**GIVEN PASSAGE**
....................

Transformational
Coaching: Reinventi
ng Yourself
By Tony Stoltzfus
Over the years I’ve coached a number of
individuals through the process of completely reinventing themselves. For
instance, one leader’s goal was “to move from being a critical and demanding
boss to one who was approachable, kind and built strong relationships with the
leaders around him.” That’s a real goliath to take on in the latter half of
one’s life! However, over the course of six months he actually succeeded in
altering the fundamental way he related. A feedback process confirmed that to
his peers, he was a different person. How did that happen? And what can we
learn from those stories about how to reinvent ourselves when the time comes to
do it?
Here are four principles of reinventing
yourself that you can use in your own coaching:
1. It
takes a teachable moment.
People don’t just wake up one day and say, “I think I’ll become a totally
different person!” It takes a powerful experience to motivate a person to make
this kind of change. In the example above, it was a feedback process that shook
the leader’s self-perceptions to the core. I’ve seen this kind of change spring
out of being fired from a job, from relational breakdowns, or from
God-generated wilderness seasons (where God removed activity from a person’s
life to force them to deal with their own identity.) As a coach, be alert to
major shaping events, and help your clients leverage them for personal
transformation instead of just surviving them. Our greatest challenges contain the
seeds of our greatest opportunities for personal growth.
2. Keep
coaching by staying action oriented.
I once coached an individual through his desire to “come alive emotionally”
after he had squelched his feelings for years. It would have been easy to go
into counseling mode, seek the roots of the problem and offer inner healing.

....................

**INSTRUCTION A**
Answer these questions using the text on reinventing yourself, putting each answer on its own line with the same mark:
(i) Over how many months did the leader change the fundamental way he related to others?
(ii) What shook that leader's self-perceptions to the core?
(iii) What did the individual described under the second principle want to do after years of squelching his feelings?

**RECORDS FOR THE EXERCISE**
....................

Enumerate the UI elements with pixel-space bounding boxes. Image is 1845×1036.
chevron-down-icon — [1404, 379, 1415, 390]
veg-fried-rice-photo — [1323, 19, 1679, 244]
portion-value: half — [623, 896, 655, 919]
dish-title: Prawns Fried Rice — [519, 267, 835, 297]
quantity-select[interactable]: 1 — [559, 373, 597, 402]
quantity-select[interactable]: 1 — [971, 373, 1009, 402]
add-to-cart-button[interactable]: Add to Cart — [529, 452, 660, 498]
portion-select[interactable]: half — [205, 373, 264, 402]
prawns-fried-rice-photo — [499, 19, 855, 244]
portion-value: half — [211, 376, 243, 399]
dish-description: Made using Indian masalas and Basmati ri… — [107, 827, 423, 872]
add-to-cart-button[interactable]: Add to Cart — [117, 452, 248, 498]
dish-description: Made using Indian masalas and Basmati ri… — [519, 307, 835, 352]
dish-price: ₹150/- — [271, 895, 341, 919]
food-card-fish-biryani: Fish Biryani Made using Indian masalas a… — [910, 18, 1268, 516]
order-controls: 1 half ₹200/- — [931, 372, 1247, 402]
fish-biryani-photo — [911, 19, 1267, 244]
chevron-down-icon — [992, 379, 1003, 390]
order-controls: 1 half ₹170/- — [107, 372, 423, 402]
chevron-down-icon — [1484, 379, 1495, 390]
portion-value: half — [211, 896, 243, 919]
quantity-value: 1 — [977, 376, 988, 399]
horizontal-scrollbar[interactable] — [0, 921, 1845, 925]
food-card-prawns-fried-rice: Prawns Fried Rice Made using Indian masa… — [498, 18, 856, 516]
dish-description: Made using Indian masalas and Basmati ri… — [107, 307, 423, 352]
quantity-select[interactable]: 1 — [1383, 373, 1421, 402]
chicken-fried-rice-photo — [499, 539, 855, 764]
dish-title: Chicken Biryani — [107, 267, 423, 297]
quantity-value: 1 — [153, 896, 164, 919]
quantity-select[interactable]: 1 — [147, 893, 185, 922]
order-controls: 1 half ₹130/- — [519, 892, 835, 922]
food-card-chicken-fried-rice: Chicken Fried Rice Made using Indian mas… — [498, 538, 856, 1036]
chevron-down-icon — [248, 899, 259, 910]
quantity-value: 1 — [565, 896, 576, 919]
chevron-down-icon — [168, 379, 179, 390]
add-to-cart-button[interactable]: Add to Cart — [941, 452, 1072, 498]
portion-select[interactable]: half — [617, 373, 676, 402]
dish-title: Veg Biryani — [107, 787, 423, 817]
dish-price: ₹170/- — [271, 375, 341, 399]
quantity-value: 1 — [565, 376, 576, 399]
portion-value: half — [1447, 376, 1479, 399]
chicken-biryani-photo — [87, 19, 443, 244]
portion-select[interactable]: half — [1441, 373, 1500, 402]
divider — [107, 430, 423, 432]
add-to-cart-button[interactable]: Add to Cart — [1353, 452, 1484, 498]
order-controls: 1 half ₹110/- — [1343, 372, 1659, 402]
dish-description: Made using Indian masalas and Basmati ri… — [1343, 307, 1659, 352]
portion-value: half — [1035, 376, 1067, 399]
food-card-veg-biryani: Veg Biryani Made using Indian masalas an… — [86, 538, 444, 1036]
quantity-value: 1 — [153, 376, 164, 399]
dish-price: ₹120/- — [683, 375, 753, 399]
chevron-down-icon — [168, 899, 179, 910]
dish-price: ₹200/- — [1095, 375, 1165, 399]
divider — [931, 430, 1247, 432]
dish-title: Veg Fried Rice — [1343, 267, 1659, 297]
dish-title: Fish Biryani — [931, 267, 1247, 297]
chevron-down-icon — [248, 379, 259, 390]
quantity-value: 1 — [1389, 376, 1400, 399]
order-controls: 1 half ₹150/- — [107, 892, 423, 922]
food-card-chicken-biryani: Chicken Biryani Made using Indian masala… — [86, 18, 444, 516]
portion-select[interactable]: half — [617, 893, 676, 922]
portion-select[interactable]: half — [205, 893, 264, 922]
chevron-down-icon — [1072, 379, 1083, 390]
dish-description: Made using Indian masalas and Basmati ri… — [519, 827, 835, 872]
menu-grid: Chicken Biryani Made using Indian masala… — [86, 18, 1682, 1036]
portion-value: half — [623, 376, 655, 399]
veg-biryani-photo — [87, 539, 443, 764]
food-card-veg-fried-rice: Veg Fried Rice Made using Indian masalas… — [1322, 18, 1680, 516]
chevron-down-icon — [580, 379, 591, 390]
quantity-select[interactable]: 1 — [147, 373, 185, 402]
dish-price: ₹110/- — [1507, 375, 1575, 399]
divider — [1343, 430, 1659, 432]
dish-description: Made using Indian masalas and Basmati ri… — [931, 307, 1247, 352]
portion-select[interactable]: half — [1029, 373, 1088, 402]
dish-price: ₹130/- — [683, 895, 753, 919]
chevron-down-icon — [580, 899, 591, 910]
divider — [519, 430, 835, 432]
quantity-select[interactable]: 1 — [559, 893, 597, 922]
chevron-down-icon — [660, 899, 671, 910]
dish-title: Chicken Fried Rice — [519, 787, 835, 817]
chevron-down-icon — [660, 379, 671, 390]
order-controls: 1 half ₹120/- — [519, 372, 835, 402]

....................

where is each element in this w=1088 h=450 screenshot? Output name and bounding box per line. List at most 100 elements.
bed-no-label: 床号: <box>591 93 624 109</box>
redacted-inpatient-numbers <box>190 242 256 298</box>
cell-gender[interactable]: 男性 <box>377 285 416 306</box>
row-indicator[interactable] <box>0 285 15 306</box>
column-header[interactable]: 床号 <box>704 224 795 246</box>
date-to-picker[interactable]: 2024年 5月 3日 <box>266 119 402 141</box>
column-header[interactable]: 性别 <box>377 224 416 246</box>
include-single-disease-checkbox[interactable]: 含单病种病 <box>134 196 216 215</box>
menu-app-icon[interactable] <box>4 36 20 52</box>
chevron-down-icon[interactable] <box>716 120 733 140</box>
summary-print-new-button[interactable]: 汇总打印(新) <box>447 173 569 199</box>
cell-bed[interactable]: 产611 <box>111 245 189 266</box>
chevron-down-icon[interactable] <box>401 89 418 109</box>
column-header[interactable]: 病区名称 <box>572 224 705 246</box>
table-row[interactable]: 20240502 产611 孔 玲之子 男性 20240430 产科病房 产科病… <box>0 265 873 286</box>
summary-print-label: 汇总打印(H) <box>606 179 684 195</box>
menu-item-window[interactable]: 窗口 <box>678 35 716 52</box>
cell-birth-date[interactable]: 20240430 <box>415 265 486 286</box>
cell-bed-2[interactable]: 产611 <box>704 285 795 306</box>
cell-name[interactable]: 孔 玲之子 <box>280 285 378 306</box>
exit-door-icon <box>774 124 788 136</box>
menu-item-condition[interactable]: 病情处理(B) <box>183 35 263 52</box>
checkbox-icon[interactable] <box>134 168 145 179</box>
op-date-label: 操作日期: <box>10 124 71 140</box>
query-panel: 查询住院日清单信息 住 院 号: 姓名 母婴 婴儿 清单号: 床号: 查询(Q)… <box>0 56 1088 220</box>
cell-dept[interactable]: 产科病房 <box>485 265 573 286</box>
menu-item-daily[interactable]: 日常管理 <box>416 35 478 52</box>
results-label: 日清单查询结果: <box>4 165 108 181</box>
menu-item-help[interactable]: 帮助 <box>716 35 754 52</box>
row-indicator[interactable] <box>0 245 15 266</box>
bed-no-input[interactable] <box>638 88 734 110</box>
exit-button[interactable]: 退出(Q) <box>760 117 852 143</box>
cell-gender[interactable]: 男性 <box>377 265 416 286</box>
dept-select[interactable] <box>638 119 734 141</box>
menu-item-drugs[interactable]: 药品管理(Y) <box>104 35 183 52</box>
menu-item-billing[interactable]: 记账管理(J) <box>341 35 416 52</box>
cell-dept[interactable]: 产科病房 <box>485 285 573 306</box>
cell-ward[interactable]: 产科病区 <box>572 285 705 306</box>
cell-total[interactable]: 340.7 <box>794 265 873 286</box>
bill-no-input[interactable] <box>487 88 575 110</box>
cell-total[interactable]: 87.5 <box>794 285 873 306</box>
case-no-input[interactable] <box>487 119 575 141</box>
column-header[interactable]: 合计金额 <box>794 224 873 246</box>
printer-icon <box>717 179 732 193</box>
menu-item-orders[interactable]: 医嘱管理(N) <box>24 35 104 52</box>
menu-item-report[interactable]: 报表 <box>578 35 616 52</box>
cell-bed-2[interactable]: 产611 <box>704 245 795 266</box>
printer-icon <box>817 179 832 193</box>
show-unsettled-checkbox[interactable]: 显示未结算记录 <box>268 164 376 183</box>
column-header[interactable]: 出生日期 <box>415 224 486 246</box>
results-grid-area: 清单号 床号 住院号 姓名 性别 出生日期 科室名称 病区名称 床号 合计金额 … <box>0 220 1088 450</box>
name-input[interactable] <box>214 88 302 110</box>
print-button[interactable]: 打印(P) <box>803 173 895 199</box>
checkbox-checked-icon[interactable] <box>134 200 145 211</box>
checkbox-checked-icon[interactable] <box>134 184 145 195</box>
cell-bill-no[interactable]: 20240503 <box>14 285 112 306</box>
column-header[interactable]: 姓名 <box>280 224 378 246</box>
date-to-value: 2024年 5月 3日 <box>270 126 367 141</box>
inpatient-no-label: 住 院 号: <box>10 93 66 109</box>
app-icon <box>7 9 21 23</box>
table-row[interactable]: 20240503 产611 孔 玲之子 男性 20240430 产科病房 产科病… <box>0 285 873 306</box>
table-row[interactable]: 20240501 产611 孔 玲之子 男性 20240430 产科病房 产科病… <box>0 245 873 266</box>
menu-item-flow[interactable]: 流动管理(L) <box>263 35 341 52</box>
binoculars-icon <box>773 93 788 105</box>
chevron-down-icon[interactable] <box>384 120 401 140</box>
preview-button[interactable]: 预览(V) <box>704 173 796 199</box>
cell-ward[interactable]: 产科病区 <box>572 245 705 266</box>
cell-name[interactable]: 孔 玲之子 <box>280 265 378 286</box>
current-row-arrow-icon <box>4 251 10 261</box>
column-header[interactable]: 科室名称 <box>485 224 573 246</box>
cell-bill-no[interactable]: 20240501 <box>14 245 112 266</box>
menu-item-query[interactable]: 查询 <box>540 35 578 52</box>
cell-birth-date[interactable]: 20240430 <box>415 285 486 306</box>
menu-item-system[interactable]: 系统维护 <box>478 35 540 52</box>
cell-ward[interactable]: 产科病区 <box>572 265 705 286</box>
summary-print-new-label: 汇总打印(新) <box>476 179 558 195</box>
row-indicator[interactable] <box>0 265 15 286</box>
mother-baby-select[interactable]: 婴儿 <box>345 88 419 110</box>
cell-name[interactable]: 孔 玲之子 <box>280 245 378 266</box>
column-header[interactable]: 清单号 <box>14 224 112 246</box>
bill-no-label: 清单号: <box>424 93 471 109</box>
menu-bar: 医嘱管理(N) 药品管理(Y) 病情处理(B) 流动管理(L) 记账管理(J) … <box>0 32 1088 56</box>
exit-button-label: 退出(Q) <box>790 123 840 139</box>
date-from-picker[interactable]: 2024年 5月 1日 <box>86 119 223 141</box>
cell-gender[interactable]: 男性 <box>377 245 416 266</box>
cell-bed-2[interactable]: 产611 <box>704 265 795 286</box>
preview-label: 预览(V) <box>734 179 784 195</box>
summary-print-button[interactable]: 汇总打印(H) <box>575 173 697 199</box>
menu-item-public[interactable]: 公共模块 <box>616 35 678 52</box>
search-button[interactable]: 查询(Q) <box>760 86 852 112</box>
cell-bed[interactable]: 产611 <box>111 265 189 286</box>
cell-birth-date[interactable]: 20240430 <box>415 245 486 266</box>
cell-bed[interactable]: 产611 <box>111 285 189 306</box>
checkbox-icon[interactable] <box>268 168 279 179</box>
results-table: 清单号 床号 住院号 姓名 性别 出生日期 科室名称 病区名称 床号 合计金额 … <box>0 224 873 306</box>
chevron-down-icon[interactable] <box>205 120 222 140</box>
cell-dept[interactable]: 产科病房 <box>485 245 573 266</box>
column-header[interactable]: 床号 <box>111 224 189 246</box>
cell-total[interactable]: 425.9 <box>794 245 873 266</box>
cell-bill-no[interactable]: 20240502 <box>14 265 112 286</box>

....................

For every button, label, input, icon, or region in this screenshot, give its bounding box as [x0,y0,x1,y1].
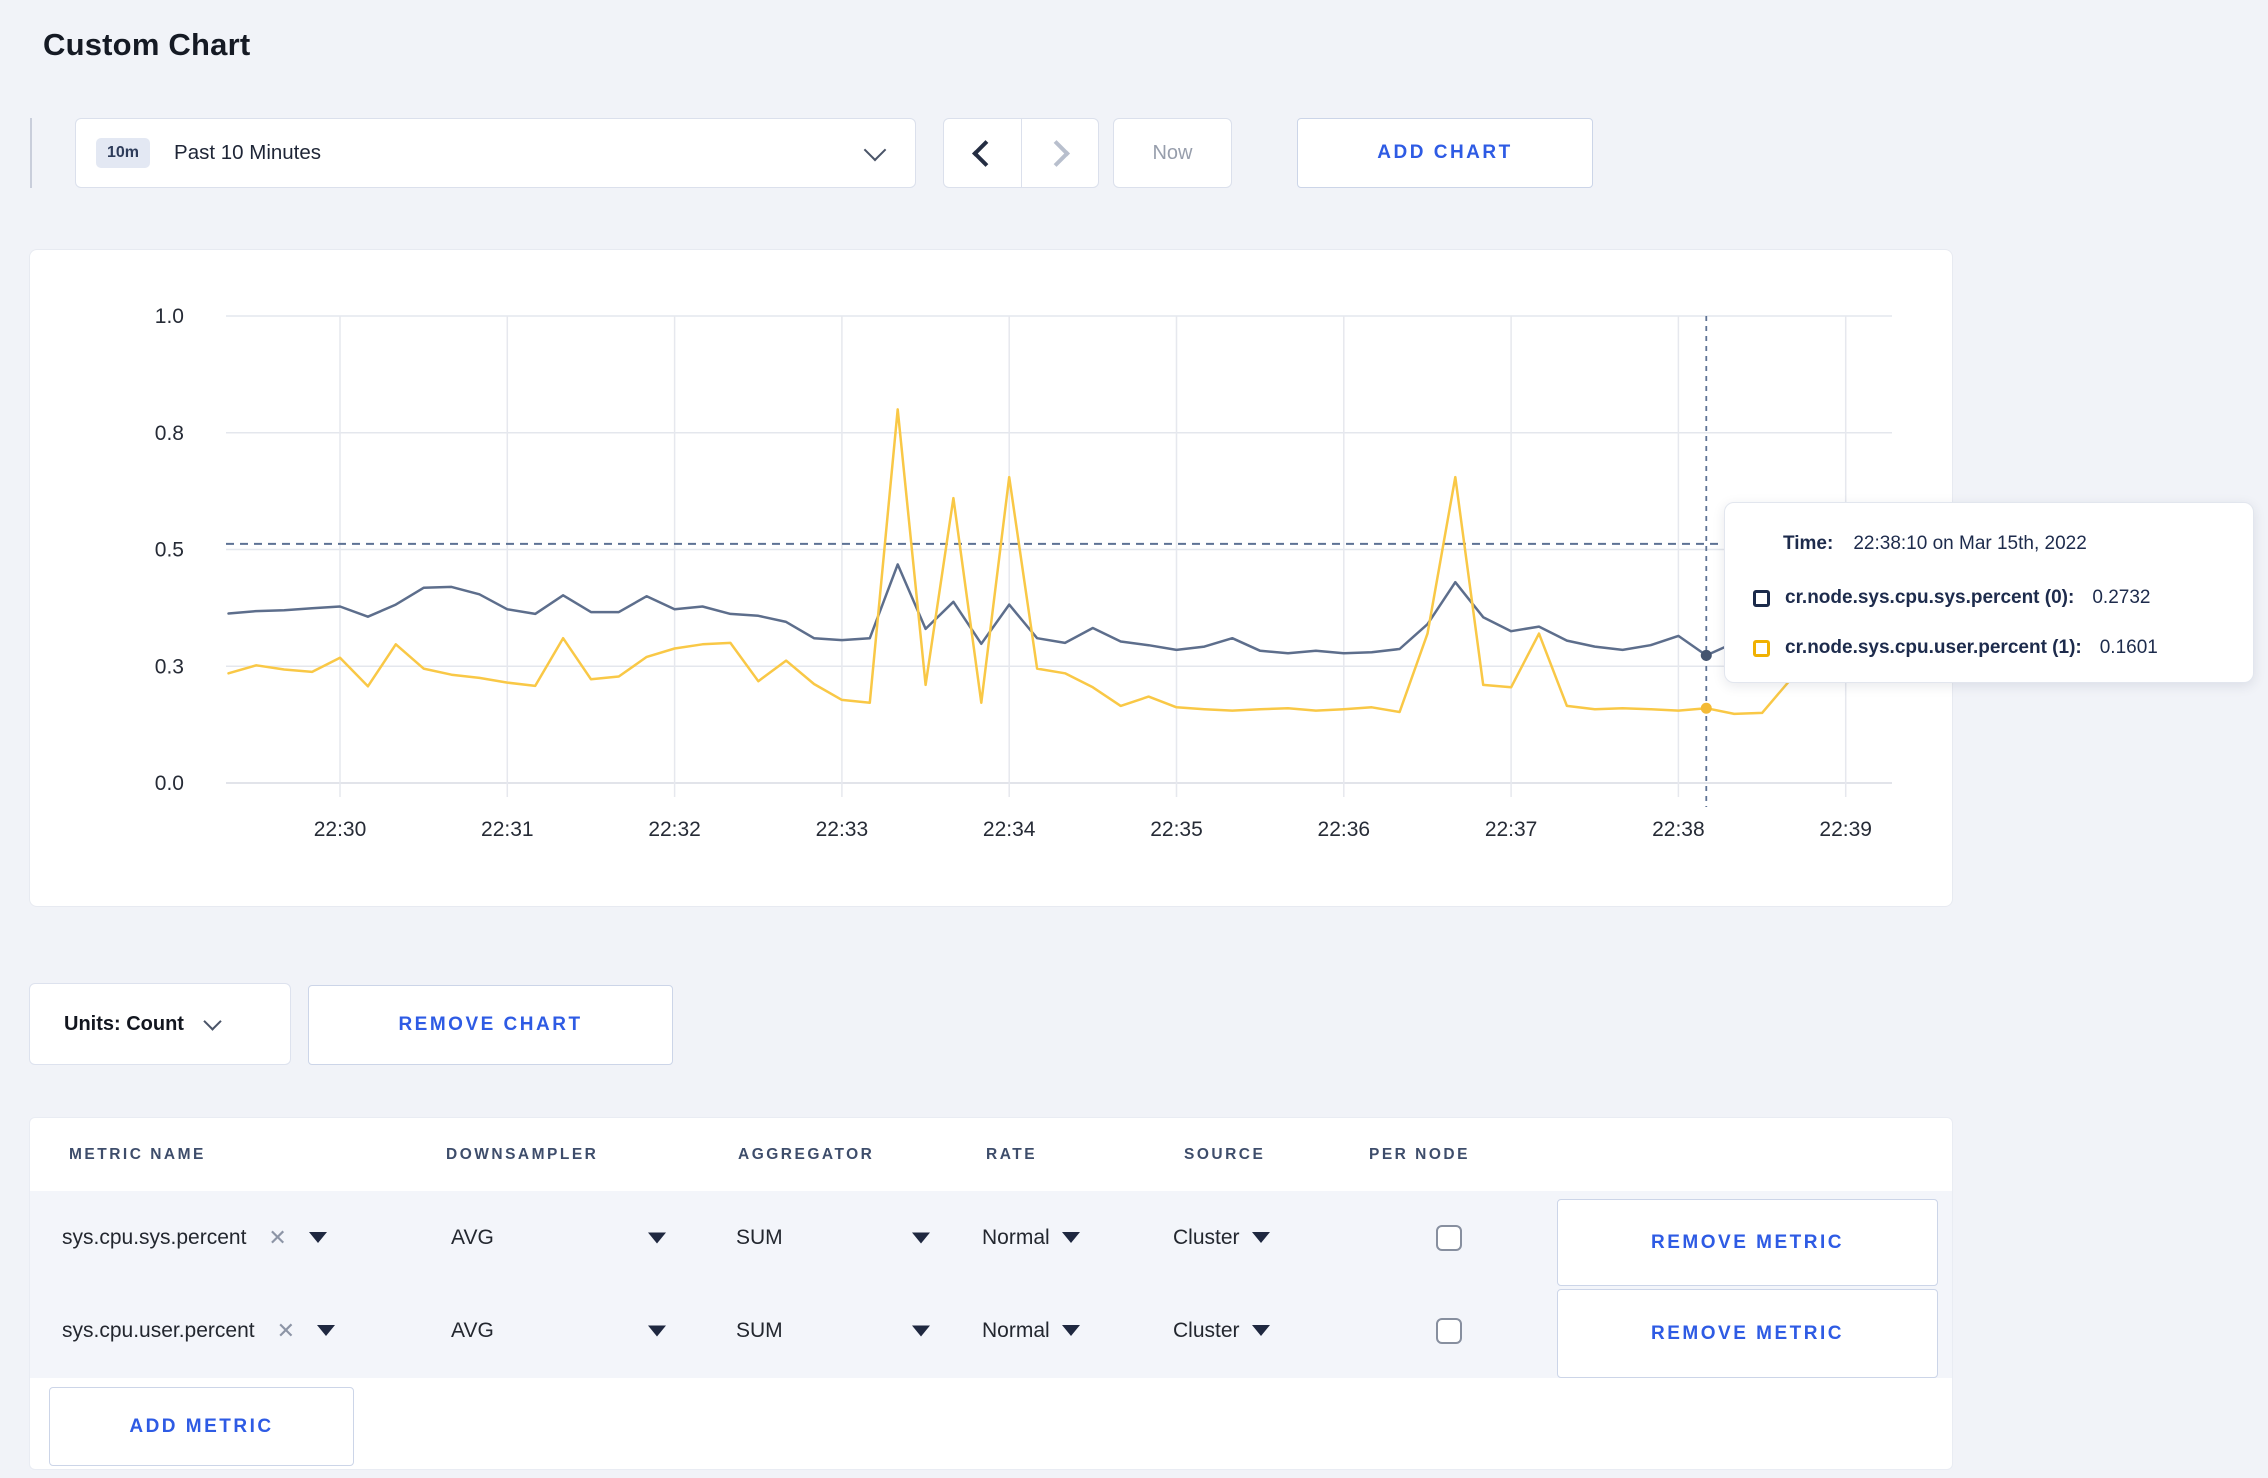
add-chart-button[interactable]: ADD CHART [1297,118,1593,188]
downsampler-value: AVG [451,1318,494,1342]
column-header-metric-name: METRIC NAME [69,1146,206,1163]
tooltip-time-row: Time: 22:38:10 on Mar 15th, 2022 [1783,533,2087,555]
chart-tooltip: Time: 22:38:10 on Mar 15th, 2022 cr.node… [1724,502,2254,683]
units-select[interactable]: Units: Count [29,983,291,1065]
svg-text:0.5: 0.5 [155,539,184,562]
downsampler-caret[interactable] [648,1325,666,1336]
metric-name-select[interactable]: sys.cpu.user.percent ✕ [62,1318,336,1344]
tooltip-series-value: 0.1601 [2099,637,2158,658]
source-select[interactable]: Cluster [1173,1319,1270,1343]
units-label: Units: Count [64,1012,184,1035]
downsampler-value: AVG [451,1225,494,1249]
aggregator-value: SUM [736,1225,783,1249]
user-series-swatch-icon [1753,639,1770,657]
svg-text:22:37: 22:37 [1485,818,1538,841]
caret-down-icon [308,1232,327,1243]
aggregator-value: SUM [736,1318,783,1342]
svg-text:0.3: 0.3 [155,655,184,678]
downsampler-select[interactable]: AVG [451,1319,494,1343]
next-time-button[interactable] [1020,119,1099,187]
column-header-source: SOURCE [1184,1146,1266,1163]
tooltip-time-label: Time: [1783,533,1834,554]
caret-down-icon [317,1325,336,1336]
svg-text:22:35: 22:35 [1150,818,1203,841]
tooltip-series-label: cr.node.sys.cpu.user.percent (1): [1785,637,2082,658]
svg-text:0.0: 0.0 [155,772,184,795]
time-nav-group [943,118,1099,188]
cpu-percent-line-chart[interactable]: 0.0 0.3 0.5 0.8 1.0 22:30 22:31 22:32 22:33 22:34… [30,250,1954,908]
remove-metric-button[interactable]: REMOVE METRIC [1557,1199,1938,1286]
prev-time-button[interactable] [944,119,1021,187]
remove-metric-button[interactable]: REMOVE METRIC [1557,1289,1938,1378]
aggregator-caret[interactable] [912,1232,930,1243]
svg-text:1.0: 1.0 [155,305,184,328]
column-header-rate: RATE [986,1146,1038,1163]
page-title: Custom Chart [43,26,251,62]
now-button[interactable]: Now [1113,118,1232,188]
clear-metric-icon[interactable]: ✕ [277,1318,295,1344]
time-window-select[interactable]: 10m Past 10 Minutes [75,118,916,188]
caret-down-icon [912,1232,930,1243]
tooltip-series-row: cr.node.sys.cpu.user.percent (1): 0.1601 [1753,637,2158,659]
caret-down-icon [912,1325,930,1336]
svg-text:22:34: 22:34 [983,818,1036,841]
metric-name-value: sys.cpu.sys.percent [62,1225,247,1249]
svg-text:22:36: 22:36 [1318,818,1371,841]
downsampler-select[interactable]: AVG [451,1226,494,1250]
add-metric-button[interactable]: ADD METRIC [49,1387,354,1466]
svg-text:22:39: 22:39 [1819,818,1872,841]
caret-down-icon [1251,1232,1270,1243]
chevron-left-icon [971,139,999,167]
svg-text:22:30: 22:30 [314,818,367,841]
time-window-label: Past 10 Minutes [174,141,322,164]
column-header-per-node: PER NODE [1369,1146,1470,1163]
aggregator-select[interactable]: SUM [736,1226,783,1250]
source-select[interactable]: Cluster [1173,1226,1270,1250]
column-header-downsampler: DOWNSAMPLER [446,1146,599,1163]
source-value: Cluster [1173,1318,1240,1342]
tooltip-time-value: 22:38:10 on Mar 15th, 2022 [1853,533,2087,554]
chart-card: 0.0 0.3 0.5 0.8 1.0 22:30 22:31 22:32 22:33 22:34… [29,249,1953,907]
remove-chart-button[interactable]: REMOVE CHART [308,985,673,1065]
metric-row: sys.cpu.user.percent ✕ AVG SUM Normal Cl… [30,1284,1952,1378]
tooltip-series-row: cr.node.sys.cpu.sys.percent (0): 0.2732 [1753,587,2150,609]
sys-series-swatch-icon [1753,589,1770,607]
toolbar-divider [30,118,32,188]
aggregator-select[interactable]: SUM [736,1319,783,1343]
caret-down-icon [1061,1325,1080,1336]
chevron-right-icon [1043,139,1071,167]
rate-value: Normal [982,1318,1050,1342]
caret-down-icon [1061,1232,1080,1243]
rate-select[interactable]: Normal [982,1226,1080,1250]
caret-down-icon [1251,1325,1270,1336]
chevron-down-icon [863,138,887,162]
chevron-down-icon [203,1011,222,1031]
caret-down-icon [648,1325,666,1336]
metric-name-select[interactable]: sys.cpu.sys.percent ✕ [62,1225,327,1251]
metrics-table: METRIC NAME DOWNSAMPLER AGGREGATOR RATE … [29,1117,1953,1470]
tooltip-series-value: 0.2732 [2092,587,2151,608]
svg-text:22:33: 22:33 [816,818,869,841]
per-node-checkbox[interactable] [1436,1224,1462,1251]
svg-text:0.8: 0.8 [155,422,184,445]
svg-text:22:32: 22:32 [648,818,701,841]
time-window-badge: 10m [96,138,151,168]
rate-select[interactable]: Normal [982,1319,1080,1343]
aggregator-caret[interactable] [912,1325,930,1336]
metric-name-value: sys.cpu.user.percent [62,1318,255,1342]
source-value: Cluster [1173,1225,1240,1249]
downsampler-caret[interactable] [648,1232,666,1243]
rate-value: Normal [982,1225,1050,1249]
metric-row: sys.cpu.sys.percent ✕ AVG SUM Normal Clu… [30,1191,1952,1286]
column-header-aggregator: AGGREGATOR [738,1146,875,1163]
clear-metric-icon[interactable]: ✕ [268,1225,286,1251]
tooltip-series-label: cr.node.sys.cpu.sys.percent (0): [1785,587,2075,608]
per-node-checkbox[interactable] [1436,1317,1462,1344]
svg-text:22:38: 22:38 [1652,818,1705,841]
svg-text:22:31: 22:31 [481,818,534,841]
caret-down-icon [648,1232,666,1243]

....................

**INSTRUCTION B**
In the entries, write out again the lines between the one holding "where is each" and the one holding "table-row[interactable]: 20240502 产611", inclusive, swapping "chevron-down-icon" for "dropdown-arrow-icon" and keeping everything else the same. Give only those lines.

**CORRECT OUTPUT A**
(i) Six months.
(ii) A feedback process.
(iii) To "come alive emotionally."

**CORRECT OUTPUT B**
where is each element in this w=1088 h=450 screenshot? Output name and bounding box per line. List at most 100 elements.
bed-no-label: 床号: <box>591 93 624 109</box>
redacted-inpatient-numbers <box>190 242 256 298</box>
cell-gender[interactable]: 男性 <box>377 285 416 306</box>
row-indicator[interactable] <box>0 285 15 306</box>
column-header[interactable]: 床号 <box>704 224 795 246</box>
date-to-picker[interactable]: 2024年 5月 3日 <box>266 119 402 141</box>
column-header[interactable]: 性别 <box>377 224 416 246</box>
include-single-disease-checkbox[interactable]: 含单病种病 <box>134 196 216 215</box>
menu-app-icon[interactable] <box>4 36 20 52</box>
dropdown-arrow-icon[interactable] <box>716 120 733 140</box>
summary-print-new-button[interactable]: 汇总打印(新) <box>447 173 569 199</box>
cell-bed[interactable]: 产611 <box>111 245 189 266</box>
dropdown-arrow-icon[interactable] <box>401 89 418 109</box>
column-header[interactable]: 病区名称 <box>572 224 705 246</box>
table-row[interactable]: 20240502 产611 孔 玲之子 男性 20240430 产科病房 产科病… <box>0 265 873 286</box>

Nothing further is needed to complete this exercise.